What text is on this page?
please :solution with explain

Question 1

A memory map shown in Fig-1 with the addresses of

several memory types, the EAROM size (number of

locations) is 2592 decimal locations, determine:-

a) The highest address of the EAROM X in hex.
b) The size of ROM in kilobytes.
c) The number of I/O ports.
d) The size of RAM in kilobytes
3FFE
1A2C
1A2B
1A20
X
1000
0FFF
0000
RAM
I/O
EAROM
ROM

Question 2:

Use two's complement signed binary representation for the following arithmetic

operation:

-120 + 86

Do this: Make a verbatim copy of every entry shown above.

Correct response:
What text is on this page?
please :solution with explain

Question 1

A memory map shown in Fig-1 with the addresses of

several memory types, the EAROM size (number of

locations) is 2592 decimal locations, determine:-

a) The highest address of the EAROM X in hex.
b) The size of ROM in kilobytes.
c) The number of I/O ports.
d) The size of RAM in kilobytes
3FFE
1A2C
1A2B
1A20
X
1000
0FFF
0000
RAM
I/O
EAROM
ROM

Question 2:

Use two's complement signed binary representation for the following arithmetic

operation:

-120 + 86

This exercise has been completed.